* **Exercise goal**
From the entries provided below, copy each line that contains the word "Meridian".

* **Stored records**
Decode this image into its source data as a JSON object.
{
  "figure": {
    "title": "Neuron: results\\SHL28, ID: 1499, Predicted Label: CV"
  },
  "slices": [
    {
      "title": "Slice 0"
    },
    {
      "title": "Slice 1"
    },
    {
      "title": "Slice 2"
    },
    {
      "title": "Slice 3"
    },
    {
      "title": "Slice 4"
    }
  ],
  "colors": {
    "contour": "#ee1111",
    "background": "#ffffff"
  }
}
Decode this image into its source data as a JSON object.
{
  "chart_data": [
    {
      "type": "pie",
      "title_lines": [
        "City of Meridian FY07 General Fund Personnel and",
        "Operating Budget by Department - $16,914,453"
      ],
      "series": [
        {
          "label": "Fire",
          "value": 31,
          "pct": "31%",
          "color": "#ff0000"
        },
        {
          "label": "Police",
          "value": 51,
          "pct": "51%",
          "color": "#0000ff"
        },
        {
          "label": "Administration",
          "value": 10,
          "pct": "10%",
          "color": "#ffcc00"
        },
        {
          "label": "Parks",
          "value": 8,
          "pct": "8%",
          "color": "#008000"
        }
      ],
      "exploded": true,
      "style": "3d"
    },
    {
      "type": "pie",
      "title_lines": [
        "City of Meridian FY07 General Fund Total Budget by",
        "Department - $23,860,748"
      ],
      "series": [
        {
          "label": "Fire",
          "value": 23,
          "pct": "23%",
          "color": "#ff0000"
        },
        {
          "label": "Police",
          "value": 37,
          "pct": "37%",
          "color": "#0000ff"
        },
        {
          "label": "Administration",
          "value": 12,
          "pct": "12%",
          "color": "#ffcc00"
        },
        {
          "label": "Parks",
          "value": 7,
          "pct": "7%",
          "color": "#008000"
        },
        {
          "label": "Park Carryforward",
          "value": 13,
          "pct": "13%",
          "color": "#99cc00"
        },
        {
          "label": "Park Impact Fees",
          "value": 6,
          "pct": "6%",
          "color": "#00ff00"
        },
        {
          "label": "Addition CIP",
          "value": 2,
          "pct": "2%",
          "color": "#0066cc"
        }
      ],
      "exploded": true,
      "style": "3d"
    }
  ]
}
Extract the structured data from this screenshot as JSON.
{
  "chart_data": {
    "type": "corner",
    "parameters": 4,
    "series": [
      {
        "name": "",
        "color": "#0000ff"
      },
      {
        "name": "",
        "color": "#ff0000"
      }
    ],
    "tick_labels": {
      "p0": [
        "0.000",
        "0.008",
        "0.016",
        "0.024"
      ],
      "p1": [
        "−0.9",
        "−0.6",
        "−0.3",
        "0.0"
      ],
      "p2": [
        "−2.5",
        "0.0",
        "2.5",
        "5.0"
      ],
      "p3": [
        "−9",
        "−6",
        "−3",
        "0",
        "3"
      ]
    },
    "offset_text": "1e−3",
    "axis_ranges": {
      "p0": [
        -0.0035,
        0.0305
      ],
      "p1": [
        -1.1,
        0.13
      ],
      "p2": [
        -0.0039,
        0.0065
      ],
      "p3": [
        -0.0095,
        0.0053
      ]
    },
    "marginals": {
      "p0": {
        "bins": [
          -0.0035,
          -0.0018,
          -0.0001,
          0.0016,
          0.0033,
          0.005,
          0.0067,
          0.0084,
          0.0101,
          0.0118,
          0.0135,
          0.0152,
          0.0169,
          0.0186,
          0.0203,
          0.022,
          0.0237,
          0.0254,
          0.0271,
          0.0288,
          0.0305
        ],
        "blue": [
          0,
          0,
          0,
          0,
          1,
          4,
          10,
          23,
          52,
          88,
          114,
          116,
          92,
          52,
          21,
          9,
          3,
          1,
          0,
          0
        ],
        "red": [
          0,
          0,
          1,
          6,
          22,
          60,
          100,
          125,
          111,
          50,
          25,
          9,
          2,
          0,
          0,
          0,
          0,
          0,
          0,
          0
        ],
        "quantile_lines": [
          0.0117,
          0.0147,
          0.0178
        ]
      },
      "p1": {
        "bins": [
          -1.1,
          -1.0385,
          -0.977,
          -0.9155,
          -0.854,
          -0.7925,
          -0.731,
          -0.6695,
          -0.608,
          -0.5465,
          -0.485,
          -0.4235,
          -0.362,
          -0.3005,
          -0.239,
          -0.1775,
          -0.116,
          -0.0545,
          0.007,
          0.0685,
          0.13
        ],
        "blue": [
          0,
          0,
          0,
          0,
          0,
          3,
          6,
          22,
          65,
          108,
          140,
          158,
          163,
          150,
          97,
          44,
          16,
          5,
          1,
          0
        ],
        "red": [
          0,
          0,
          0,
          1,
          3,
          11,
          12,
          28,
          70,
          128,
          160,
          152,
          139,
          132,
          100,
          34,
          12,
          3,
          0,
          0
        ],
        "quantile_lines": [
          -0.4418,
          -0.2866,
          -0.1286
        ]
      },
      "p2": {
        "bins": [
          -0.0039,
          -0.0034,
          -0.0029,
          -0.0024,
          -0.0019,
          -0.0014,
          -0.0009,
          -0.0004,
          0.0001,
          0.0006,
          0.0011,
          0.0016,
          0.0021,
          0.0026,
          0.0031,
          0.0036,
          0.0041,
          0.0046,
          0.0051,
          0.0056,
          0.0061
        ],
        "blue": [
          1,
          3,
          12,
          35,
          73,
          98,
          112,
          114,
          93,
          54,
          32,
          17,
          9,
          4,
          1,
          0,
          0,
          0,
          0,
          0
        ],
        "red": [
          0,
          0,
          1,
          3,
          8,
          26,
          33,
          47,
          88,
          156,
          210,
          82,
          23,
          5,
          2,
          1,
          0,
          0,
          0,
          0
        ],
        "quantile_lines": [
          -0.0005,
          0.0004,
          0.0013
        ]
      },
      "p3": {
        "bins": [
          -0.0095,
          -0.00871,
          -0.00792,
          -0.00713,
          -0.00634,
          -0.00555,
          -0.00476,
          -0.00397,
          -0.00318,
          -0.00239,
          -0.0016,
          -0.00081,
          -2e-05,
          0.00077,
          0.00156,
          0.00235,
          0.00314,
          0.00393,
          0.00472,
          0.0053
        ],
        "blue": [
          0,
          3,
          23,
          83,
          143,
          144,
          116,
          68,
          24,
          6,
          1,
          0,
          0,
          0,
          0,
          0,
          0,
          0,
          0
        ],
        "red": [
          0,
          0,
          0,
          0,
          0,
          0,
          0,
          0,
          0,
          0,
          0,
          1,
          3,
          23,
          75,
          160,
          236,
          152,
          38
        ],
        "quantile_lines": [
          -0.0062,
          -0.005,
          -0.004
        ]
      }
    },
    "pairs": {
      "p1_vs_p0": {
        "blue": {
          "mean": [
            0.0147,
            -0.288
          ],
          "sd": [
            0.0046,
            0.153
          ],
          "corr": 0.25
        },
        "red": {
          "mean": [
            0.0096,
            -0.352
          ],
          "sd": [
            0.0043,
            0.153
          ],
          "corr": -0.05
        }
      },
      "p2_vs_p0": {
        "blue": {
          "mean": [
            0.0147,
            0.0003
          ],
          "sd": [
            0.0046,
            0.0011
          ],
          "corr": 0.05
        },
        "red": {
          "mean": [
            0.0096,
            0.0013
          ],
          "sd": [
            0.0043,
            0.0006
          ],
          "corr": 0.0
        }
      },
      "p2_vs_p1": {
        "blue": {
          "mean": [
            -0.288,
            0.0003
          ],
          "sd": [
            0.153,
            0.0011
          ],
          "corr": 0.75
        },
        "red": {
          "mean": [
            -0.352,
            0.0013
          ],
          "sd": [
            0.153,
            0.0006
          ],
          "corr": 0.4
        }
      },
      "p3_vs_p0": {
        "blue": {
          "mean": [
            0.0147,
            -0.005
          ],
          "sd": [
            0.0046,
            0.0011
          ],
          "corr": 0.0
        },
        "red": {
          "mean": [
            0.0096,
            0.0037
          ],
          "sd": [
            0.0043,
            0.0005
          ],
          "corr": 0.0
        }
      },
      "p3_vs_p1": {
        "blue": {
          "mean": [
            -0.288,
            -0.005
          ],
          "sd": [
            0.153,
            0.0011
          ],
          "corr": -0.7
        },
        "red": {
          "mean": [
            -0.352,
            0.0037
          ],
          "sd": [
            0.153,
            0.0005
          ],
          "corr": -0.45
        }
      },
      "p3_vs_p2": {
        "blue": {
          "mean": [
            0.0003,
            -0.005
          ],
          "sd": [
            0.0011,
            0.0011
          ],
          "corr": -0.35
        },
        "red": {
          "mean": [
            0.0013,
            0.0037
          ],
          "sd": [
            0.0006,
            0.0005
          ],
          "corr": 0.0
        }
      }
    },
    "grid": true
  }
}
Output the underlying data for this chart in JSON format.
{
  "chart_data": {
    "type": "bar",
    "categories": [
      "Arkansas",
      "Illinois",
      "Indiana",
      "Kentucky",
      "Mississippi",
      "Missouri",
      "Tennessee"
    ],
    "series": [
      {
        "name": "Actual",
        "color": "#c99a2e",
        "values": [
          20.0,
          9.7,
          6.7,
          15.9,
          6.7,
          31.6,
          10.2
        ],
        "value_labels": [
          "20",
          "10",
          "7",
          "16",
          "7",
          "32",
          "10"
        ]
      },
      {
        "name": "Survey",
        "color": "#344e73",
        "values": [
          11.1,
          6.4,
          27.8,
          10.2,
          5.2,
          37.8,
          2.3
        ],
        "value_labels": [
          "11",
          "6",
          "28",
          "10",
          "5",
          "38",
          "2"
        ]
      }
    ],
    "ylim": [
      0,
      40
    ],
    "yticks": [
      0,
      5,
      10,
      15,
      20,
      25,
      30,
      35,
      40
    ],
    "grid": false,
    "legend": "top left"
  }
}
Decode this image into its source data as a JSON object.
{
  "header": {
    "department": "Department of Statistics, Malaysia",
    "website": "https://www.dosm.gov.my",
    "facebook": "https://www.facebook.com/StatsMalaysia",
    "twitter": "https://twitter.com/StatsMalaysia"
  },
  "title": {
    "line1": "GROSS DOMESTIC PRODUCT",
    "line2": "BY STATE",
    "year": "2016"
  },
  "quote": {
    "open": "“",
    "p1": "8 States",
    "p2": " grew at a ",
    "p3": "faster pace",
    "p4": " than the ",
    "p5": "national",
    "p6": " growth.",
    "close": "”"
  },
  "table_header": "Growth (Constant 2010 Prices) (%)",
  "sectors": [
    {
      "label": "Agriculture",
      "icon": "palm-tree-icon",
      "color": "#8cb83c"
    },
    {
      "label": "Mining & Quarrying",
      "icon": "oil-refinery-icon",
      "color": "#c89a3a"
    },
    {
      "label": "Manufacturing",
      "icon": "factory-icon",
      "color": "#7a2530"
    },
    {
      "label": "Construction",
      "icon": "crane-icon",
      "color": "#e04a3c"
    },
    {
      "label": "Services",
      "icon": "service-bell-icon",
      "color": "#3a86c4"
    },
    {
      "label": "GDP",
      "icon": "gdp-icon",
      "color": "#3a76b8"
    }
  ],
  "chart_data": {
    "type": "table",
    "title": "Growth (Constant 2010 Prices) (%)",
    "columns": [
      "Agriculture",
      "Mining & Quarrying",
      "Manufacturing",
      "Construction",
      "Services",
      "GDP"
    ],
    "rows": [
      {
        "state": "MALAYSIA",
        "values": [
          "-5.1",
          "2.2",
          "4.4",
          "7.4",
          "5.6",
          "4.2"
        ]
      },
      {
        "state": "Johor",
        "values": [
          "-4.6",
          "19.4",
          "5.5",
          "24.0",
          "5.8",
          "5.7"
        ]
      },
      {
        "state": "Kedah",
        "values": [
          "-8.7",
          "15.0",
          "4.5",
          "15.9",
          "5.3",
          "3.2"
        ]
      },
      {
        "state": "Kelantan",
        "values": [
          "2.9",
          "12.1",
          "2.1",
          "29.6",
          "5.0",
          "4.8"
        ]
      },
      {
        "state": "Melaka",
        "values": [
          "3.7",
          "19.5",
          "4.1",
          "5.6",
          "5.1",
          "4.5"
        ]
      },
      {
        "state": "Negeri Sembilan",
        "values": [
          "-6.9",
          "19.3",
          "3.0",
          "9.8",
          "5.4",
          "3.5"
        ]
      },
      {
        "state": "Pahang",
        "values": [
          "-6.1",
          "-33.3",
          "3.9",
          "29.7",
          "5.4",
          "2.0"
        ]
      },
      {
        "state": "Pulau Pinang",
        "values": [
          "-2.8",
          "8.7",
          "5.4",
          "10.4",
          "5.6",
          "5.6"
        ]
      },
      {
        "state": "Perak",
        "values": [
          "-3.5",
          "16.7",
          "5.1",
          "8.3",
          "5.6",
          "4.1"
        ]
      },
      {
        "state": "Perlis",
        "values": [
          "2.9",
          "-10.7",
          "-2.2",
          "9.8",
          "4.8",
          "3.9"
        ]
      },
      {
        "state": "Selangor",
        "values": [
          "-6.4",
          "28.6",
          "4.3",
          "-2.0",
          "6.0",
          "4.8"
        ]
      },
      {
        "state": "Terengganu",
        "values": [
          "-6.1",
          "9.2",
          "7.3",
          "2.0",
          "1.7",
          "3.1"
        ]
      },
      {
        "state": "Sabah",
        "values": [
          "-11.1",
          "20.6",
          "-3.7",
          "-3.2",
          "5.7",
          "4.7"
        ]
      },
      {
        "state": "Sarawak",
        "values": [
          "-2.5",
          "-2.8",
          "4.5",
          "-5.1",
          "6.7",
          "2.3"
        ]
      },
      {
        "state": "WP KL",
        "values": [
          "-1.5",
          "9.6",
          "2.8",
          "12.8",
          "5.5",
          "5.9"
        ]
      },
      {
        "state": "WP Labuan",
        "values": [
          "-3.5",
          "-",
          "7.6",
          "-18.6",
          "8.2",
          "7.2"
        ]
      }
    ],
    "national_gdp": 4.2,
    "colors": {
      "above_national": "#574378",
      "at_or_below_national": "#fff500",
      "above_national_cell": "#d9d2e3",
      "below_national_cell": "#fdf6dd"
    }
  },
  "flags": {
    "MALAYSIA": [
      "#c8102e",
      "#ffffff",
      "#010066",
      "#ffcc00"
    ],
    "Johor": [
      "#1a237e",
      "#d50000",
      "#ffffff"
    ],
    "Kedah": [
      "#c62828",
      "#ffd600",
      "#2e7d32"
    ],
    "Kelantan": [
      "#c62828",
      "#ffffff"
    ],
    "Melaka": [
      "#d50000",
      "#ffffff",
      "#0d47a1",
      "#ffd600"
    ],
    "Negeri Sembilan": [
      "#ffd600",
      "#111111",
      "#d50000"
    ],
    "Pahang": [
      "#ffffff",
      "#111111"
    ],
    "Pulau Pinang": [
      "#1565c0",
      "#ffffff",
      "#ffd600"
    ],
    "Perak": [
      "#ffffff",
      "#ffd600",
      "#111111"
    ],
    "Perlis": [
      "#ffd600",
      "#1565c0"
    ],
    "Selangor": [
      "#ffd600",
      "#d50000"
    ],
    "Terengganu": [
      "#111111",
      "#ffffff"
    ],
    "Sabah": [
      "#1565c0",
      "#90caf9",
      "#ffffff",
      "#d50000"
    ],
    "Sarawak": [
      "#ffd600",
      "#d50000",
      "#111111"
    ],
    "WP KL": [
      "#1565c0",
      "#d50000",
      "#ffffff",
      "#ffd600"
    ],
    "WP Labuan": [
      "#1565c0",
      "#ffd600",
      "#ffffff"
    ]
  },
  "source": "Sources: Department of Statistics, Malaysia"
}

* **Complete output**
        "City of Meridian FY07 General Fund Personnel and",
        "City of Meridian FY07 General Fund Total Budget by",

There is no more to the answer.